start Records for processing

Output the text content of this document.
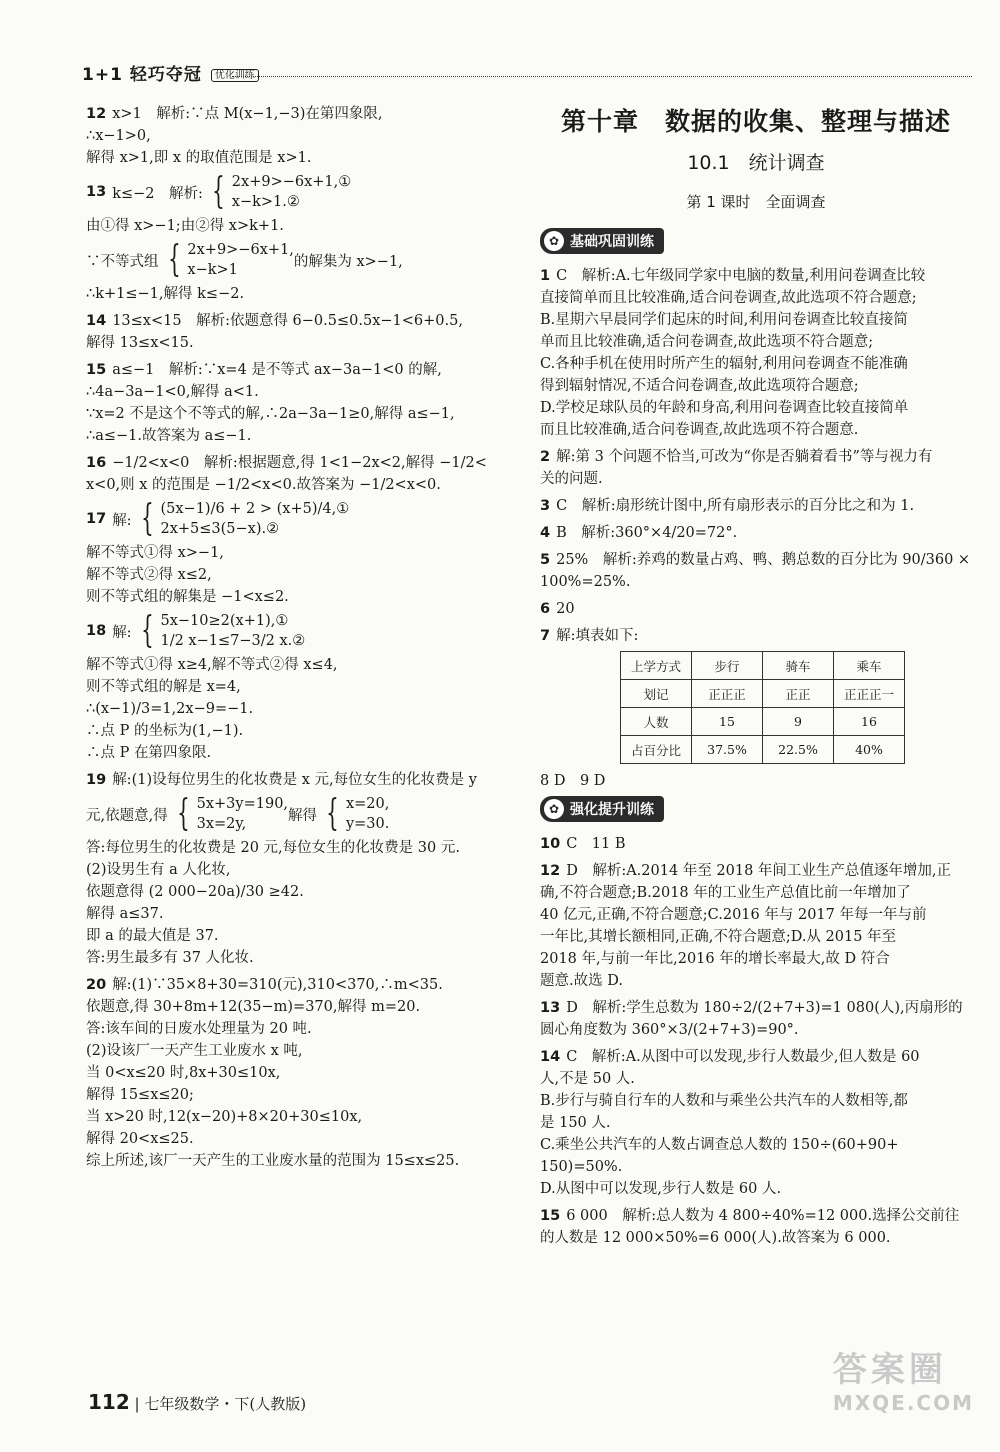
1+1 轻巧夺冠 $^{优化训练}$
12 x>1　解析:∵点 M(x−1,−3)在第四象限,
∴x−1>0,
解得 x>1,即 x 的取值范围是 x>1.
13 k≤−2　解析: { 2x+9>−6x+1,①
x−k>1.②
由①得 x>−1;由②得 x>k+1.
∵不等式组 { 2x+9>−6x+1,
x−k>1
的解集为 x>−1,
∴k+1≤−1,解得 k≤−2.
14 13≤x<15　解析:依题意得 6−0.5≤0.5x−1<6+0.5,
解得 13≤x<15.
15 a≤−1　解析:∵x=4 是不等式 ax−3a−1<0 的解,
∴4a−3a−1<0,解得 a<1.
∵x=2 不是这个不等式的解,∴2a−3a−1≥0,解得 a≤−1,
∴a≤−1.故答案为 a≤−1.
16 −1/2<x<0　解析:根据题意,得 1<1−2x<2,解得 −1/2<
x<0,则 x 的范围是 −1/2<x<0.故答案为 −1/2<x<0.
17 解: { (5x−1)/6 + 2 > (x+5)/4,①
2x+5≤3(5−x).②
解不等式①得 x>−1,
解不等式②得 x≤2,
则不等式组的解集是 −1<x≤2.
18 解: { 5x−10≥2(x+1),①
1/2 x−1≤7−3/2 x.②
解不等式①得 x≥4,解不等式②得 x≤4,
则不等式组的解是 x=4,
∴(x−1)/3=1,2x−9=−1.
∴点 P 的坐标为(1,−1).
∴点 P 在第四象限.
19 解:(1)设每位男生的化妆费是 x 元,每位女生的化妆费是 y
元,依题意,得 { 5x+3y=190,
3x=2y,
解得 { x=20,
y=30.
答:每位男生的化妆费是 20 元,每位女生的化妆费是 30 元.
(2)设男生有 a 人化妆,
依题意得 (2 000−20a)/30 ≥42.
解得 a≤37.
即 a 的最大值是 37.
答:男生最多有 37 人化妆.
20 解:(1)∵35×8+30=310(元),310<370,∴m<35.
依题意,得 30+8m+12(35−m)=370,解得 m=20.
答:该车间的日废水处理量为 20 吨.
(2)设该厂一天产生工业废水 x 吨,
当 0<x≤20 时,8x+30≤10x,
解得 15≤x≤20;
当 x>20 时,12(x−20)+8×20+30≤10x,
解得 20<x≤25.
综上所述,该厂一天产生的工业废水量的范围为 15≤x≤25.
第十章　数据的收集、整理与描述
10.1　统计调查
第 1 课时　全面调查
✿ 基础巩固训练
1 C　解析:A.七年级同学家中电脑的数量,利用问卷调查比较
直接简单而且比较准确,适合问卷调查,故此选项不符合题意;
B.星期六早晨同学们起床的时间,利用问卷调查比较直接简
单而且比较准确,适合问卷调查,故此选项不符合题意;
C.各种手机在使用时所产生的辐射,利用问卷调查不能准确
得到辐射情况,不适合问卷调查,故此选项符合题意;
D.学校足球队员的年龄和身高,利用问卷调查比较直接简单
而且比较准确,适合问卷调查,故此选项不符合题意.
2 解:第 3 个问题不恰当,可改为“你是否躺着看书”等与视力有
关的问题.
3 C　解析:扇形统计图中,所有扇形表示的百分比之和为 1.
4 B　解析:360°×4/20=72°.
5 25%　解析:养鸡的数量占鸡、鸭、鹅总数的百分比为 90/360 ×
100%=25%.
6 20
7 解:填表如下:
上学方式	步行	骑车	乘车
划记	正正正	正正	正正正一
人数	15	9	16
占百分比	37.5%	22.5%	40%
8 D　9 D
✿ 强化提升训练
10 C　11 B
12 D　解析:A.2014 年至 2018 年间工业生产总值逐年增加,正
确,不符合题意;B.2018 年的工业生产总值比前一年增加了
40 亿元,正确,不符合题意;C.2016 年与 2017 年每一年与前
一年比,其增长额相同,正确,不符合题意;D.从 2015 年至
2018 年,与前一年比,2016 年的增长率最大,故 D 符合
题意.故选 D.
13 D　解析:学生总数为 180÷2/(2+7+3)=1 080(人),丙扇形的
圆心角度数为 360°×3/(2+7+3)=90°.
14 C　解析:A.从图中可以发现,步行人数最少,但人数是 60
人,不是 50 人.
B.步行与骑自行车的人数和与乘坐公共汽车的人数相等,都
是 150 人.
C.乘坐公共汽车的人数占调查总人数的 150÷(60+90+
150)=50%.
D.从图中可以发现,步行人数是 60 人.
15 6 000　解析:总人数为 4 800÷40%=12 000.选择公交前往
的人数是 12 000×50%=6 000(人).故答案为 6 000.
112 | 七年级数学・下(人教版)
答案圈
MXQE.COM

end Records for processing

Report the number of lines in the entries above that include the string "故答案为". Give nothing but the number.

### Solution to the exercise
3